→ **Material for this task**
* * * * *
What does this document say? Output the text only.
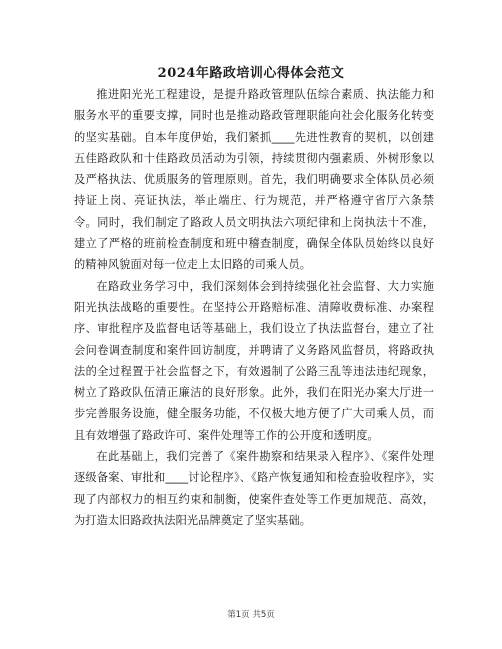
2024年路政培训心得体会范文

推进阳光光工程建设，是提升路政管理队伍综合素质、执法能力和服务水平的重要支撑，同时也是推动路政管理职能向社会化服务化转变的坚实基础。自本年度伊始，我们紧抓____先进性教育的契机，以创建五佳路政队和十佳路政员活动为引领，持续贯彻内强素质、外树形象以及严格执法、优质服务的管理原则。首先，我们明确要求全体队员必须持证上岗、亮证执法，举止端庄、行为规范，并严格遵守省厅六条禁令。同时，我们制定了路政人员文明执法六项纪律和上岗执法十不准，建立了严格的班前检查制度和班中稽查制度，确保全体队员始终以良好的精神风貌面对每一位走上太旧路的司乘人员。

在路政业务学习中，我们深刻体会到持续强化社会监督、大力实施阳光执法战略的重要性。在坚持公开路赔标准、清障收费标准、办案程序、审批程序及监督电话等基础上，我们设立了执法监督台，建立了社会问卷调查制度和案件回访制度，并聘请了义务路风监督员，将路政执法的全过程置于社会监督之下，有效遏制了公路三乱等违法违纪现象，树立了路政队伍清正廉洁的良好形象。此外，我们在阳光办案大厅进一步完善服务设施，健全服务功能，不仅极大地方便了广大司乘人员，而且有效增强了路政许可、案件处理等工作的公开度和透明度。

在此基础上，我们完善了《案件勘察和结果录入程序》、《案件处理逐级备案、审批和____讨论程序》、《路产恢复通知和检查验收程序》，实现了内部权力的相互约束和制衡，使案件查处等工作更加规范、高效，为打造太旧路政执法阳光品牌奠定了坚实基础。

第1页 共5页
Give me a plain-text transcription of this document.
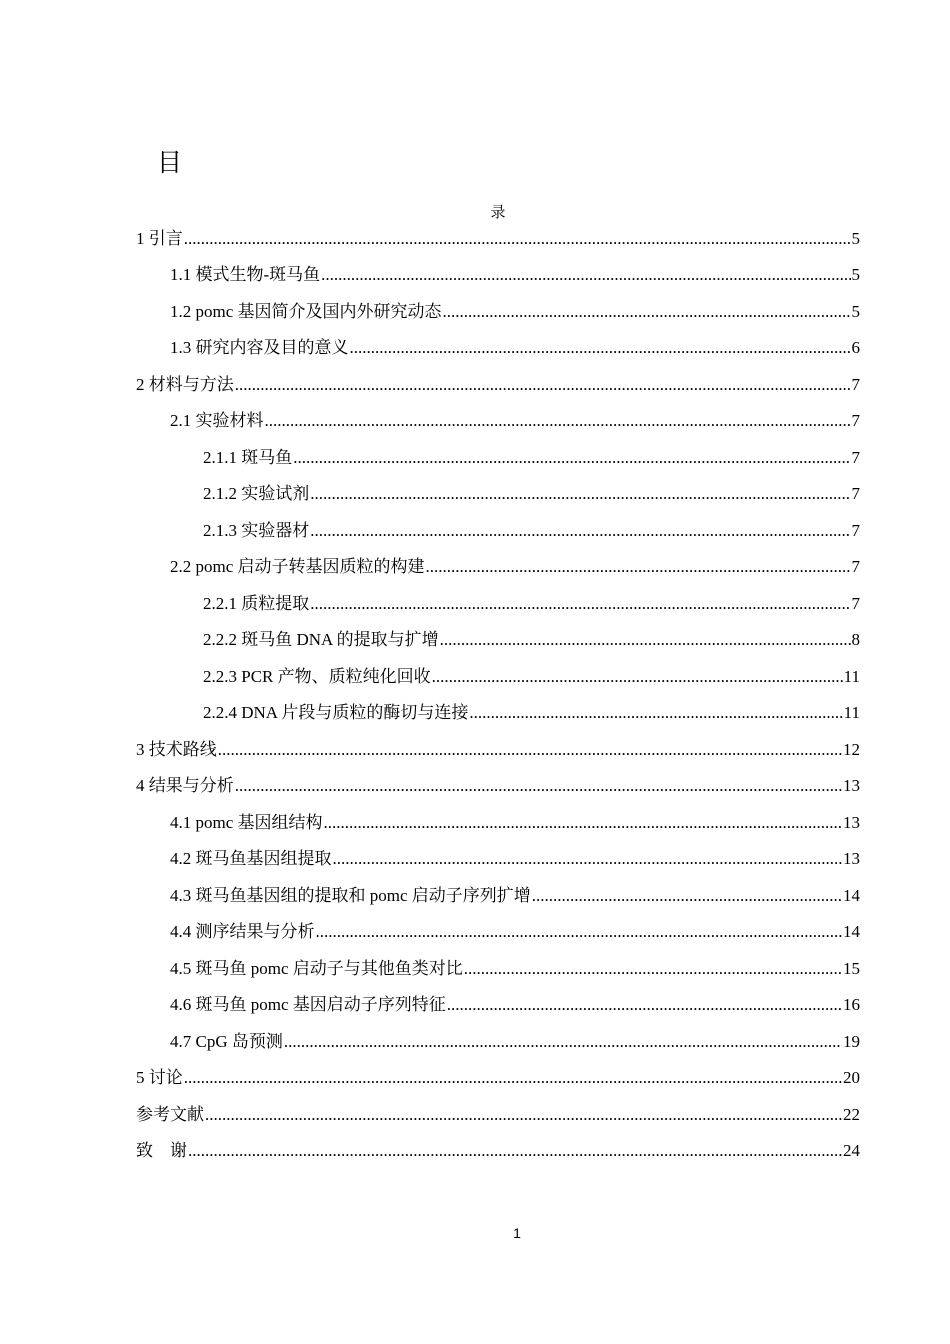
目
录
1 引言 .....	5
1.1 模式生物-斑马鱼 .....	5
1.2 pomc 基因简介及国内外研究动态 .....	5
1.3 研究内容及目的意义 .....	6
2 材料与方法 .....	7
2.1 实验材料 .....	7
2.1.1 斑马鱼 .....	7
2.1.2 实验试剂 .....	7
2.1.3 实验器材 .....	7
2.2 pomc 启动子转基因质粒的构建 .....	7
2.2.1 质粒提取 .....	7
2.2.2 斑马鱼 DNA 的提取与扩增 .....	8
2.2.3 PCR 产物、质粒纯化回收 .....	11
2.2.4 DNA 片段与质粒的酶切与连接 .....	11
3 技术路线 .....	12
4 结果与分析 .....	13
4.1 pomc 基因组结构 .....	13
4.2 斑马鱼基因组提取 .....	13
4.3 斑马鱼基因组的提取和 pomc 启动子序列扩增 .....	14
4.4 测序结果与分析 .....	14
4.5 斑马鱼 pomc 启动子与其他鱼类对比 .....	15
4.6 斑马鱼 pomc 基因启动子序列特征 .....	16
4.7 CpG 岛预测 .....	19
5 讨论 .....	20
参考文献 .....	22
致    谢 .....	24
1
* * * * *
→ **What is required**
Select every line of the material above holding the word "document" and copy it.

→ **Solution below**
What does this document say? Output the text only.
Give me a plain-text transcription of this document.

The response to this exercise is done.